**Task to carry out**.
Retype each line of the material exactly, please, skipping any picture in it.

┄┄┄┄┄┄┄┄┄┄

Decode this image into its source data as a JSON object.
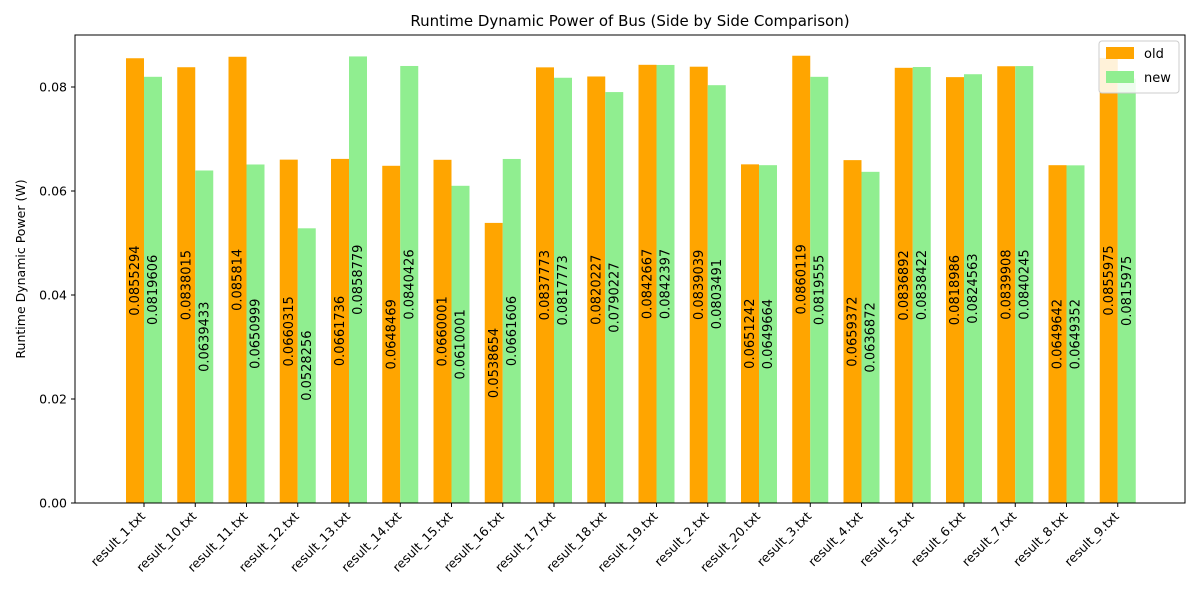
{
  "chart_data": {
    "type": "bar",
    "title": "Runtime Dynamic Power of Bus (Side by Side Comparison)",
    "xlabel": "",
    "ylabel": "Runtime Dynamic Power (W)",
    "ylim": [
      0,
      0.09
    ],
    "yticks": [
      0.0,
      0.02,
      0.04,
      0.06,
      0.08
    ],
    "ytick_labels": [
      "0.00",
      "0.02",
      "0.04",
      "0.06",
      "0.08"
    ],
    "grid": false,
    "legend_position": "top-right",
    "categories": [
      "result_1.txt",
      "result_10.txt",
      "result_11.txt",
      "result_12.txt",
      "result_13.txt",
      "result_14.txt",
      "result_15.txt",
      "result_16.txt",
      "result_17.txt",
      "result_18.txt",
      "result_19.txt",
      "result_2.txt",
      "result_20.txt",
      "result_3.txt",
      "result_4.txt",
      "result_5.txt",
      "result_6.txt",
      "result_7.txt",
      "result_8.txt",
      "result_9.txt"
    ],
    "series": [
      {
        "name": "old",
        "color": "#FFA500",
        "values": [
          0.0855294,
          0.0838015,
          0.085814,
          0.0660315,
          0.0661736,
          0.0648469,
          0.0660001,
          0.0538654,
          0.0837773,
          0.0820227,
          0.0842667,
          0.0839039,
          0.0651242,
          0.0860119,
          0.0659372,
          0.0836892,
          0.0818986,
          0.0839908,
          0.0649642,
          0.0855975
        ],
        "labels": [
          "0.0855294",
          "0.0838015",
          "0.085814",
          "0.0660315",
          "0.0661736",
          "0.0648469",
          "0.0660001",
          "0.0538654",
          "0.0837773",
          "0.0820227",
          "0.0842667",
          "0.0839039",
          "0.0651242",
          "0.0860119",
          "0.0659372",
          "0.0836892",
          "0.0818986",
          "0.0839908",
          "0.0649642",
          "0.0855975"
        ]
      },
      {
        "name": "new",
        "color": "#90EE90",
        "values": [
          0.0819606,
          0.0639433,
          0.0650999,
          0.0528256,
          0.0858779,
          0.0840426,
          0.0610001,
          0.0661606,
          0.0817773,
          0.0790227,
          0.0842397,
          0.0803491,
          0.0649664,
          0.0819555,
          0.0636872,
          0.0838422,
          0.0824563,
          0.0840245,
          0.0649352,
          0.0815975
        ],
        "labels": [
          "0.0819606",
          "0.0639433",
          "0.0650999",
          "0.0528256",
          "0.0858779",
          "0.0840426",
          "0.0610001",
          "0.0661606",
          "0.0817773",
          "0.0790227",
          "0.0842397",
          "0.0803491",
          "0.0649664",
          "0.0819555",
          "0.0636872",
          "0.0838422",
          "0.0824563",
          "0.0840245",
          "0.0649352",
          "0.0815975"
        ]
      }
    ]
  }
}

┄┄┄┄┄┄┄┄┄┄

**Right answer**.
Decode this image into its source data as a JSON object.
{
  "chart_data": {
    "type": "bar",
    "title": "Runtime Dynamic Power of Bus (Side by Side Comparison)",
    "xlabel": "",
    "ylabel": "Runtime Dynamic Power (W)",
    "ylim": [
      0,
      0.09
    ],
    "yticks": [
      0.0,
      0.02,
      0.04,
      0.06,
      0.08
    ],
    "ytick_labels": [
      "0.00",
      "0.02",
      "0.04",
      "0.06",
      "0.08"
    ],
    "grid": false,
    "legend_position": "top-right",
    "categories": [
      "result_1.txt",
      "result_10.txt",
      "result_11.txt",
      "result_12.txt",
      "result_13.txt",
      "result_14.txt",
      "result_15.txt",
      "result_16.txt",
      "result_17.txt",
      "result_18.txt",
      "result_19.txt",
      "result_2.txt",
      "result_20.txt",
      "result_3.txt",
      "result_4.txt",
      "result_5.txt",
      "result_6.txt",
      "result_7.txt",
      "result_8.txt",
      "result_9.txt"
    ],
    "series": [
      {
        "name": "old",
        "color": "#FFA500",
        "values": [
          0.0855294,
          0.0838015,
          0.085814,
          0.0660315,
          0.0661736,
          0.0648469,
          0.0660001,
          0.0538654,
          0.0837773,
          0.0820227,
          0.0842667,
          0.0839039,
          0.0651242,
          0.0860119,
          0.0659372,
          0.0836892,
          0.0818986,
          0.0839908,
          0.0649642,
          0.0855975
        ],
        "labels": [
          "0.0855294",
          "0.0838015",
          "0.085814",
          "0.0660315",
          "0.0661736",
          "0.0648469",
          "0.0660001",
          "0.0538654",
          "0.0837773",
          "0.0820227",
          "0.0842667",
          "0.0839039",
          "0.0651242",
          "0.0860119",
          "0.0659372",
          "0.0836892",
          "0.0818986",
          "0.0839908",
          "0.0649642",
          "0.0855975"
        ]
      },
      {
        "name": "new",
        "color": "#90EE90",
        "values": [
          0.0819606,
          0.0639433,
          0.0650999,
          0.0528256,
          0.0858779,
          0.0840426,
          0.0610001,
          0.0661606,
          0.0817773,
          0.0790227,
          0.0842397,
          0.0803491,
          0.0649664,
          0.0819555,
          0.0636872,
          0.0838422,
          0.0824563,
          0.0840245,
          0.0649352,
          0.0815975
        ],
        "labels": [
          "0.0819606",
          "0.0639433",
          "0.0650999",
          "0.0528256",
          "0.0858779",
          "0.0840426",
          "0.0610001",
          "0.0661606",
          "0.0817773",
          "0.0790227",
          "0.0842397",
          "0.0803491",
          "0.0649664",
          "0.0819555",
          "0.0636872",
          "0.0838422",
          "0.0824563",
          "0.0840245",
          "0.0649352",
          "0.0815975"
        ]
      }
    ]
  }
}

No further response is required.